Write out the whole listing again, exactly.

Data in this exercise:
Start

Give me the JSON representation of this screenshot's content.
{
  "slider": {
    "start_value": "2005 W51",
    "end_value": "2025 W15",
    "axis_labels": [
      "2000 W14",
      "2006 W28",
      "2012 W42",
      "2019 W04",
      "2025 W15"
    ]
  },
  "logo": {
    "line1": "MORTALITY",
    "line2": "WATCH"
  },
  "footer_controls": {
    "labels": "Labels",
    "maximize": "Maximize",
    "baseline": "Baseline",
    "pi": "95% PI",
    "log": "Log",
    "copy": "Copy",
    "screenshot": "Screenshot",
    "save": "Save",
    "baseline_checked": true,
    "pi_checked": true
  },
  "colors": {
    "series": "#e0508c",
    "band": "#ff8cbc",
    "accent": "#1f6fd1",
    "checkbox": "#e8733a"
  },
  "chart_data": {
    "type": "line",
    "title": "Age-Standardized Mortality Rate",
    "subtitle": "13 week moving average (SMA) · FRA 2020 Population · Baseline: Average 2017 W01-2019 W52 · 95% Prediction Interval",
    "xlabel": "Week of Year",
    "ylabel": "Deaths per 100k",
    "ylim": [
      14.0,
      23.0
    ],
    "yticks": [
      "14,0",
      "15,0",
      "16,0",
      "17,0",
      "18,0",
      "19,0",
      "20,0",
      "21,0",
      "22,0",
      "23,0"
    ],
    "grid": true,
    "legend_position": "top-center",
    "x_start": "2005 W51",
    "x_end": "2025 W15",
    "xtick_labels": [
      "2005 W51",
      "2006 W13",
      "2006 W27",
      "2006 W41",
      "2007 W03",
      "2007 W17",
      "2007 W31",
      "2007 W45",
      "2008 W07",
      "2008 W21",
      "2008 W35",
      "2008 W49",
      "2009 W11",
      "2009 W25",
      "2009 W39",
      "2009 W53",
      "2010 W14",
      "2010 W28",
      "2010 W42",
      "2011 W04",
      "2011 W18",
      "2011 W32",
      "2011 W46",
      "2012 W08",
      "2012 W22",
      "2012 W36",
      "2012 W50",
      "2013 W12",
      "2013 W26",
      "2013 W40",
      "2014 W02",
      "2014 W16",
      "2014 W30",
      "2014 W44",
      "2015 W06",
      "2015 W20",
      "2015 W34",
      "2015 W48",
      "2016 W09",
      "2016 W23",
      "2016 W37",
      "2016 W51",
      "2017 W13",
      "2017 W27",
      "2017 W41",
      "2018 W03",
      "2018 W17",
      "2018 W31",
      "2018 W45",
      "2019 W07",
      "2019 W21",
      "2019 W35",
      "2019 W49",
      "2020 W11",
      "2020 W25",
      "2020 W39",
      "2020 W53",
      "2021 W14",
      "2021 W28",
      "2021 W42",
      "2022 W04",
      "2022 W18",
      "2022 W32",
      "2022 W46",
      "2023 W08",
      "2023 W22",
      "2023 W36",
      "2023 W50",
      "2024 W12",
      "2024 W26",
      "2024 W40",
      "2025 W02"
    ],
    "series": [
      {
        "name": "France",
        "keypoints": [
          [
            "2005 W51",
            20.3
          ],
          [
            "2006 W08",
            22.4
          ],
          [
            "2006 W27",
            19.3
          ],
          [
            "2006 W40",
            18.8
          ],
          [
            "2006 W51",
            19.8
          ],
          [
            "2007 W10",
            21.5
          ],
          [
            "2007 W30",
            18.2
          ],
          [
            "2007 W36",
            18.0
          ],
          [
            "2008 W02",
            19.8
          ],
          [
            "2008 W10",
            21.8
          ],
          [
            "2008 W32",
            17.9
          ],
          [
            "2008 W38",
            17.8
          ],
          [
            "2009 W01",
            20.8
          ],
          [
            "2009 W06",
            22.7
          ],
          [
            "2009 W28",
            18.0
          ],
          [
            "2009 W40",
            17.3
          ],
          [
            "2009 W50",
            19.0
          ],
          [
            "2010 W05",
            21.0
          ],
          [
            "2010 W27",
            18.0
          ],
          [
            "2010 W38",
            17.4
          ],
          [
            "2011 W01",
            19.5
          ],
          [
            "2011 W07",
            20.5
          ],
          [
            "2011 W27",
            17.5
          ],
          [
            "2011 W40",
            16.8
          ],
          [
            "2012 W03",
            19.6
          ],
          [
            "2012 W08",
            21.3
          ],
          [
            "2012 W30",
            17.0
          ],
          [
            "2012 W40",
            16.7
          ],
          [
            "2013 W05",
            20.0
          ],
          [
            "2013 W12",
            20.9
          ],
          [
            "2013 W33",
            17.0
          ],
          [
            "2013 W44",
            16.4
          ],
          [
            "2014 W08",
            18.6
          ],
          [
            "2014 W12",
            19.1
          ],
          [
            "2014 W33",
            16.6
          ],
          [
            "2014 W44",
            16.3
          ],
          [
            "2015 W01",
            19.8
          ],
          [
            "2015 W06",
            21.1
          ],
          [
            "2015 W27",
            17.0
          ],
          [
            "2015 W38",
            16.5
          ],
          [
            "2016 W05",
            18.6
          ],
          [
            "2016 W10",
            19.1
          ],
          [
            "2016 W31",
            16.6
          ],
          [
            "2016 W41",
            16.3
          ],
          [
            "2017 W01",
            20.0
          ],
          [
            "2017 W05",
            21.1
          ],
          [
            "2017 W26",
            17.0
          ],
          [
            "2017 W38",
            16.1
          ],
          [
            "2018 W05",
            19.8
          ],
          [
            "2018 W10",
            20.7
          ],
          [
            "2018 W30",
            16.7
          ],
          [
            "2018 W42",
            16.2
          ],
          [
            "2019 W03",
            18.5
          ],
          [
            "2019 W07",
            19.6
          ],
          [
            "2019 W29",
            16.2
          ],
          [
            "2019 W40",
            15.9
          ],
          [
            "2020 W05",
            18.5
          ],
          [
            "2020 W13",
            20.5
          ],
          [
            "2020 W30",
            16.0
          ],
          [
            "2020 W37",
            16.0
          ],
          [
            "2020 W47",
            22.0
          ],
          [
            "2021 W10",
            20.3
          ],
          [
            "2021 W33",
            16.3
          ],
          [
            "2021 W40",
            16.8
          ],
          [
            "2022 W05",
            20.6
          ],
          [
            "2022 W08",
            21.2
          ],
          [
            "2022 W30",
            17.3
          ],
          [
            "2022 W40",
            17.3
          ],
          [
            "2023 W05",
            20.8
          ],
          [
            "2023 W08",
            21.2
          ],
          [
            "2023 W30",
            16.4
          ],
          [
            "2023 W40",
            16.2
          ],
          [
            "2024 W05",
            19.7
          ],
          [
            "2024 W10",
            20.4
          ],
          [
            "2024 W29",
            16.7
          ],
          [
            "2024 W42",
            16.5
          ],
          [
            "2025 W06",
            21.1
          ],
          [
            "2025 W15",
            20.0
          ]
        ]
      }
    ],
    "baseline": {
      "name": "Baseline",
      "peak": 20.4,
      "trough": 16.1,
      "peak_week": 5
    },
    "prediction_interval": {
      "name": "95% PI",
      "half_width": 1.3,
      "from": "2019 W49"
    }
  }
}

End

Answer to the problem:
Give me the JSON representation of this screenshot's content.
{
  "slider": {
    "start_value": "2005 W51",
    "end_value": "2025 W15",
    "axis_labels": [
      "2000 W14",
      "2006 W28",
      "2012 W42",
      "2019 W04",
      "2025 W15"
    ]
  },
  "logo": {
    "line1": "MORTALITY",
    "line2": "WATCH"
  },
  "footer_controls": {
    "labels": "Labels",
    "maximize": "Maximize",
    "baseline": "Baseline",
    "pi": "95% PI",
    "log": "Log",
    "copy": "Copy",
    "screenshot": "Screenshot",
    "save": "Save",
    "baseline_checked": true,
    "pi_checked": true
  },
  "colors": {
    "series": "#e0508c",
    "band": "#ff8cbc",
    "accent": "#1f6fd1",
    "checkbox": "#e8733a"
  },
  "chart_data": {
    "type": "line",
    "title": "Age-Standardized Mortality Rate",
    "subtitle": "13 week moving average (SMA) · FRA 2020 Population · Baseline: Average 2017 W01-2019 W52 · 95% Prediction Interval",
    "xlabel": "Week of Year",
    "ylabel": "Deaths per 100k",
    "ylim": [
      14.0,
      23.0
    ],
    "yticks": [
      "14,0",
      "15,0",
      "16,0",
      "17,0",
      "18,0",
      "19,0",
      "20,0",
      "21,0",
      "22,0",
      "23,0"
    ],
    "grid": true,
    "legend_position": "top-center",
    "x_start": "2005 W51",
    "x_end": "2025 W15",
    "xtick_labels": [
      "2005 W51",
      "2006 W13",
      "2006 W27",
      "2006 W41",
      "2007 W03",
      "2007 W17",
      "2007 W31",
      "2007 W45",
      "2008 W07",
      "2008 W21",
      "2008 W35",
      "2008 W49",
      "2009 W11",
      "2009 W25",
      "2009 W39",
      "2009 W53",
      "2010 W14",
      "2010 W28",
      "2010 W42",
      "2011 W04",
      "2011 W18",
      "2011 W32",
      "2011 W46",
      "2012 W08",
      "2012 W22",
      "2012 W36",
      "2012 W50",
      "2013 W12",
      "2013 W26",
      "2013 W40",
      "2014 W02",
      "2014 W16",
      "2014 W30",
      "2014 W44",
      "2015 W06",
      "2015 W20",
      "2015 W34",
      "2015 W48",
      "2016 W09",
      "2016 W23",
      "2016 W37",
      "2016 W51",
      "2017 W13",
      "2017 W27",
      "2017 W41",
      "2018 W03",
      "2018 W17",
      "2018 W31",
      "2018 W45",
      "2019 W07",
      "2019 W21",
      "2019 W35",
      "2019 W49",
      "2020 W11",
      "2020 W25",
      "2020 W39",
      "2020 W53",
      "2021 W14",
      "2021 W28",
      "2021 W42",
      "2022 W04",
      "2022 W18",
      "2022 W32",
      "2022 W46",
      "2023 W08",
      "2023 W22",
      "2023 W36",
      "2023 W50",
      "2024 W12",
      "2024 W26",
      "2024 W40",
      "2025 W02"
    ],
    "series": [
      {
        "name": "France",
        "keypoints": [
          [
            "2005 W51",
            20.3
          ],
          [
            "2006 W08",
            22.4
          ],
          [
            "2006 W27",
            19.3
          ],
          [
            "2006 W40",
            18.8
          ],
          [
            "2006 W51",
            19.8
          ],
          [
            "2007 W10",
            21.5
          ],
          [
            "2007 W30",
            18.2
          ],
          [
            "2007 W36",
            18.0
          ],
          [
            "2008 W02",
            19.8
          ],
          [
            "2008 W10",
            21.8
          ],
          [
            "2008 W32",
            17.9
          ],
          [
            "2008 W38",
            17.8
          ],
          [
            "2009 W01",
            20.8
          ],
          [
            "2009 W06",
            22.7
          ],
          [
            "2009 W28",
            18.0
          ],
          [
            "2009 W40",
            17.3
          ],
          [
            "2009 W50",
            19.0
          ],
          [
            "2010 W05",
            21.0
          ],
          [
            "2010 W27",
            18.0
          ],
          [
            "2010 W38",
            17.4
          ],
          [
            "2011 W01",
            19.5
          ],
          [
            "2011 W07",
            20.5
          ],
          [
            "2011 W27",
            17.5
          ],
          [
            "2011 W40",
            16.8
          ],
          [
            "2012 W03",
            19.6
          ],
          [
            "2012 W08",
            21.3
          ],
          [
            "2012 W30",
            17.0
          ],
          [
            "2012 W40",
            16.7
          ],
          [
            "2013 W05",
            20.0
          ],
          [
            "2013 W12",
            20.9
          ],
          [
            "2013 W33",
            17.0
          ],
          [
            "2013 W44",
            16.4
          ],
          [
            "2014 W08",
            18.6
          ],
          [
            "2014 W12",
            19.1
          ],
          [
            "2014 W33",
            16.6
          ],
          [
            "2014 W44",
            16.3
          ],
          [
            "2015 W01",
            19.8
          ],
          [
            "2015 W06",
            21.1
          ],
          [
            "2015 W27",
            17.0
          ],
          [
            "2015 W38",
            16.5
          ],
          [
            "2016 W05",
            18.6
          ],
          [
            "2016 W10",
            19.1
          ],
          [
            "2016 W31",
            16.6
          ],
          [
            "2016 W41",
            16.3
          ],
          [
            "2017 W01",
            20.0
          ],
          [
            "2017 W05",
            21.1
          ],
          [
            "2017 W26",
            17.0
          ],
          [
            "2017 W38",
            16.1
          ],
          [
            "2018 W05",
            19.8
          ],
          [
            "2018 W10",
            20.7
          ],
          [
            "2018 W30",
            16.7
          ],
          [
            "2018 W42",
            16.2
          ],
          [
            "2019 W03",
            18.5
          ],
          [
            "2019 W07",
            19.6
          ],
          [
            "2019 W29",
            16.2
          ],
          [
            "2019 W40",
            15.9
          ],
          [
            "2020 W05",
            18.5
          ],
          [
            "2020 W13",
            20.5
          ],
          [
            "2020 W30",
            16.0
          ],
          [
            "2020 W37",
            16.0
          ],
          [
            "2020 W47",
            22.0
          ],
          [
            "2021 W10",
            20.3
          ],
          [
            "2021 W33",
            16.3
          ],
          [
            "2021 W40",
            16.8
          ],
          [
            "2022 W05",
            20.6
          ],
          [
            "2022 W08",
            21.2
          ],
          [
            "2022 W30",
            17.3
          ],
          [
            "2022 W40",
            17.3
          ],
          [
            "2023 W05",
            20.8
          ],
          [
            "2023 W08",
            21.2
          ],
          [
            "2023 W30",
            16.4
          ],
          [
            "2023 W40",
            16.2
          ],
          [
            "2024 W05",
            19.7
          ],
          [
            "2024 W10",
            20.4
          ],
          [
            "2024 W29",
            16.7
          ],
          [
            "2024 W42",
            16.5
          ],
          [
            "2025 W06",
            21.1
          ],
          [
            "2025 W15",
            20.0
          ]
        ]
      }
    ],
    "baseline": {
      "name": "Baseline",
      "peak": 20.4,
      "trough": 16.1,
      "peak_week": 5
    },
    "prediction_interval": {
      "name": "95% PI",
      "half_width": 1.3,
      "from": "2019 W49"
    }
  }
}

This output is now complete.